* begin The input *

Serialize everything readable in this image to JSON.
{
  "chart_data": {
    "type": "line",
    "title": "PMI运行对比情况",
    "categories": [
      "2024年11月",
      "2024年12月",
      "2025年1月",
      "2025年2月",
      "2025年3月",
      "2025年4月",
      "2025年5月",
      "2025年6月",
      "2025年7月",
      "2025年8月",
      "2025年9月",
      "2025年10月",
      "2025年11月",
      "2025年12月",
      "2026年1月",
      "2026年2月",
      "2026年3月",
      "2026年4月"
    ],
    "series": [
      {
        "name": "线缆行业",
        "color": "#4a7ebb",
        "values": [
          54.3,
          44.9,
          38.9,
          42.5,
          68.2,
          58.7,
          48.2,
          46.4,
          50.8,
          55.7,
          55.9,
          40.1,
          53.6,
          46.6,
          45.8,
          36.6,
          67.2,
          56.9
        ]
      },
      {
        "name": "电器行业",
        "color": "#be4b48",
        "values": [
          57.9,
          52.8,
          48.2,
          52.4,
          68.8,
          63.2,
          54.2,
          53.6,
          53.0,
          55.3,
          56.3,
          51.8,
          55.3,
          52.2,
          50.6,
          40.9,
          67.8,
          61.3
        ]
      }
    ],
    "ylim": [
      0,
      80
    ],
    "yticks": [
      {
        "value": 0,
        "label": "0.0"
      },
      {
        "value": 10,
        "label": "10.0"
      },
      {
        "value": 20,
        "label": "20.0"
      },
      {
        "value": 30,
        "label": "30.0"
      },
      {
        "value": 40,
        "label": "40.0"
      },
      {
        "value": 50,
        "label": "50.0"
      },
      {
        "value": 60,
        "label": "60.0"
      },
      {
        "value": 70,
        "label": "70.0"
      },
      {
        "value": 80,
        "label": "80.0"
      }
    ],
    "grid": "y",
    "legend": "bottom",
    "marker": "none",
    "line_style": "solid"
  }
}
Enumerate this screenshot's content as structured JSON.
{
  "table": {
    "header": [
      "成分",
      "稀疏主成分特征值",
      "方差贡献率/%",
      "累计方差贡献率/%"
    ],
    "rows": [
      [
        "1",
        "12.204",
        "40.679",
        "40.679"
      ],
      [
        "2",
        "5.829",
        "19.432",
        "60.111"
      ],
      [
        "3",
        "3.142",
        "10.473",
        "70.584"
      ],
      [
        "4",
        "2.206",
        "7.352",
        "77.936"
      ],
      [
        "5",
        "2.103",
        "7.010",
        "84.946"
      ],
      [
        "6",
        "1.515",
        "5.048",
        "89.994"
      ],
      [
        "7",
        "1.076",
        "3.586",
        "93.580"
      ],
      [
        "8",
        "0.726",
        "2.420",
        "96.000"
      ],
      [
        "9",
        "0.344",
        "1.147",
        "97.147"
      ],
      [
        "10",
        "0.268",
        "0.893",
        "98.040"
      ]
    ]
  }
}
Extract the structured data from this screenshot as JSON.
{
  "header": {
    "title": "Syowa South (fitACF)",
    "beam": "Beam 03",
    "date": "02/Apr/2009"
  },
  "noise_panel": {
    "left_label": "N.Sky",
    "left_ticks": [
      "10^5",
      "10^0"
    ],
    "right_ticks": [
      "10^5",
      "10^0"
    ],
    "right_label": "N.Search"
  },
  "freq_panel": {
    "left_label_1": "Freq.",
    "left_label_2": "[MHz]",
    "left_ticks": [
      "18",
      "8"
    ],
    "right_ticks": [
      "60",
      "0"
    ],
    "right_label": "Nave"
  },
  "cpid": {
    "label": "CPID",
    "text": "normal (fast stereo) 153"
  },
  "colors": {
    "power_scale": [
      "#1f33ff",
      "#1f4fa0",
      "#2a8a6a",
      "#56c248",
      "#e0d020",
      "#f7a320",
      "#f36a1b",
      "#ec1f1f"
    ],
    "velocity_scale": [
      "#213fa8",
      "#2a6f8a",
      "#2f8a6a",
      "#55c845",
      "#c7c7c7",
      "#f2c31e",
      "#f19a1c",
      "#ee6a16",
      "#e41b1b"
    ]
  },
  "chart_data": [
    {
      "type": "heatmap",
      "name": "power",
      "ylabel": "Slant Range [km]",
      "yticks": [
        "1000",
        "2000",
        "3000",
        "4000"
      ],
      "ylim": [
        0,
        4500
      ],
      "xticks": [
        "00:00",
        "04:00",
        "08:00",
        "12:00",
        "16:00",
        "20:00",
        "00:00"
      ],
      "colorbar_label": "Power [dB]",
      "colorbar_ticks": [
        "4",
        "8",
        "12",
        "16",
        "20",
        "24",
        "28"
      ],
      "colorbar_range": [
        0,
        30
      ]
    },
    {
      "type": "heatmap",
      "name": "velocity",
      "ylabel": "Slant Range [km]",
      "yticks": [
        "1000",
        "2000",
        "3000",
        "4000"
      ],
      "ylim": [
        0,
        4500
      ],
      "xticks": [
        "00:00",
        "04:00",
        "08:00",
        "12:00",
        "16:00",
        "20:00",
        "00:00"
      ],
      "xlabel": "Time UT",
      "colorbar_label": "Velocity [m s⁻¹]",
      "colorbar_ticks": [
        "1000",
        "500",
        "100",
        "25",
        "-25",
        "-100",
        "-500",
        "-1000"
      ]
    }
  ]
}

* end The input *

Written request: Every entry above should be retyped exactly as shown.

Written answer:
Serialize everything readable in this image to JSON.
{
  "chart_data": {
    "type": "line",
    "title": "PMI运行对比情况",
    "categories": [
      "2024年11月",
      "2024年12月",
      "2025年1月",
      "2025年2月",
      "2025年3月",
      "2025年4月",
      "2025年5月",
      "2025年6月",
      "2025年7月",
      "2025年8月",
      "2025年9月",
      "2025年10月",
      "2025年11月",
      "2025年12月",
      "2026年1月",
      "2026年2月",
      "2026年3月",
      "2026年4月"
    ],
    "series": [
      {
        "name": "线缆行业",
        "color": "#4a7ebb",
        "values": [
          54.3,
          44.9,
          38.9,
          42.5,
          68.2,
          58.7,
          48.2,
          46.4,
          50.8,
          55.7,
          55.9,
          40.1,
          53.6,
          46.6,
          45.8,
          36.6,
          67.2,
          56.9
        ]
      },
      {
        "name": "电器行业",
        "color": "#be4b48",
        "values": [
          57.9,
          52.8,
          48.2,
          52.4,
          68.8,
          63.2,
          54.2,
          53.6,
          53.0,
          55.3,
          56.3,
          51.8,
          55.3,
          52.2,
          50.6,
          40.9,
          67.8,
          61.3
        ]
      }
    ],
    "ylim": [
      0,
      80
    ],
    "yticks": [
      {
        "value": 0,
        "label": "0.0"
      },
      {
        "value": 10,
        "label": "10.0"
      },
      {
        "value": 20,
        "label": "20.0"
      },
      {
        "value": 30,
        "label": "30.0"
      },
      {
        "value": 40,
        "label": "40.0"
      },
      {
        "value": 50,
        "label": "50.0"
      },
      {
        "value": 60,
        "label": "60.0"
      },
      {
        "value": 70,
        "label": "70.0"
      },
      {
        "value": 80,
        "label": "80.0"
      }
    ],
    "grid": "y",
    "legend": "bottom",
    "marker": "none",
    "line_style": "solid"
  }
}
Enumerate this screenshot's content as structured JSON.
{
  "table": {
    "header": [
      "成分",
      "稀疏主成分特征值",
      "方差贡献率/%",
      "累计方差贡献率/%"
    ],
    "rows": [
      [
        "1",
        "12.204",
        "40.679",
        "40.679"
      ],
      [
        "2",
        "5.829",
        "19.432",
        "60.111"
      ],
      [
        "3",
        "3.142",
        "10.473",
        "70.584"
      ],
      [
        "4",
        "2.206",
        "7.352",
        "77.936"
      ],
      [
        "5",
        "2.103",
        "7.010",
        "84.946"
      ],
      [
        "6",
        "1.515",
        "5.048",
        "89.994"
      ],
      [
        "7",
        "1.076",
        "3.586",
        "93.580"
      ],
      [
        "8",
        "0.726",
        "2.420",
        "96.000"
      ],
      [
        "9",
        "0.344",
        "1.147",
        "97.147"
      ],
      [
        "10",
        "0.268",
        "0.893",
        "98.040"
      ]
    ]
  }
}
Extract the structured data from this screenshot as JSON.
{
  "header": {
    "title": "Syowa South (fitACF)",
    "beam": "Beam 03",
    "date": "02/Apr/2009"
  },
  "noise_panel": {
    "left_label": "N.Sky",
    "left_ticks": [
      "10^5",
      "10^0"
    ],
    "right_ticks": [
      "10^5",
      "10^0"
    ],
    "right_label": "N.Search"
  },
  "freq_panel": {
    "left_label_1": "Freq.",
    "left_label_2": "[MHz]",
    "left_ticks": [
      "18",
      "8"
    ],
    "right_ticks": [
      "60",
      "0"
    ],
    "right_label": "Nave"
  },
  "cpid": {
    "label": "CPID",
    "text": "normal (fast stereo) 153"
  },
  "colors": {
    "power_scale": [
      "#1f33ff",
      "#1f4fa0",
      "#2a8a6a",
      "#56c248",
      "#e0d020",
      "#f7a320",
      "#f36a1b",
      "#ec1f1f"
    ],
    "velocity_scale": [
      "#213fa8",
      "#2a6f8a",
      "#2f8a6a",
      "#55c845",
      "#c7c7c7",
      "#f2c31e",
      "#f19a1c",
      "#ee6a16",
      "#e41b1b"
    ]
  },
  "chart_data": [
    {
      "type": "heatmap",
      "name": "power",
      "ylabel": "Slant Range [km]",
      "yticks": [
        "1000",
        "2000",
        "3000",
        "4000"
      ],
      "ylim": [
        0,
        4500
      ],
      "xticks": [
        "00:00",
        "04:00",
        "08:00",
        "12:00",
        "16:00",
        "20:00",
        "00:00"
      ],
      "colorbar_label": "Power [dB]",
      "colorbar_ticks": [
        "4",
        "8",
        "12",
        "16",
        "20",
        "24",
        "28"
      ],
      "colorbar_range": [
        0,
        30
      ]
    },
    {
      "type": "heatmap",
      "name": "velocity",
      "ylabel": "Slant Range [km]",
      "yticks": [
        "1000",
        "2000",
        "3000",
        "4000"
      ],
      "ylim": [
        0,
        4500
      ],
      "xticks": [
        "00:00",
        "04:00",
        "08:00",
        "12:00",
        "16:00",
        "20:00",
        "00:00"
      ],
      "xlabel": "Time UT",
      "colorbar_label": "Velocity [m s⁻¹]",
      "colorbar_ticks": [
        "1000",
        "500",
        "100",
        "25",
        "-25",
        "-100",
        "-500",
        "-1000"
      ]
    }
  ]
}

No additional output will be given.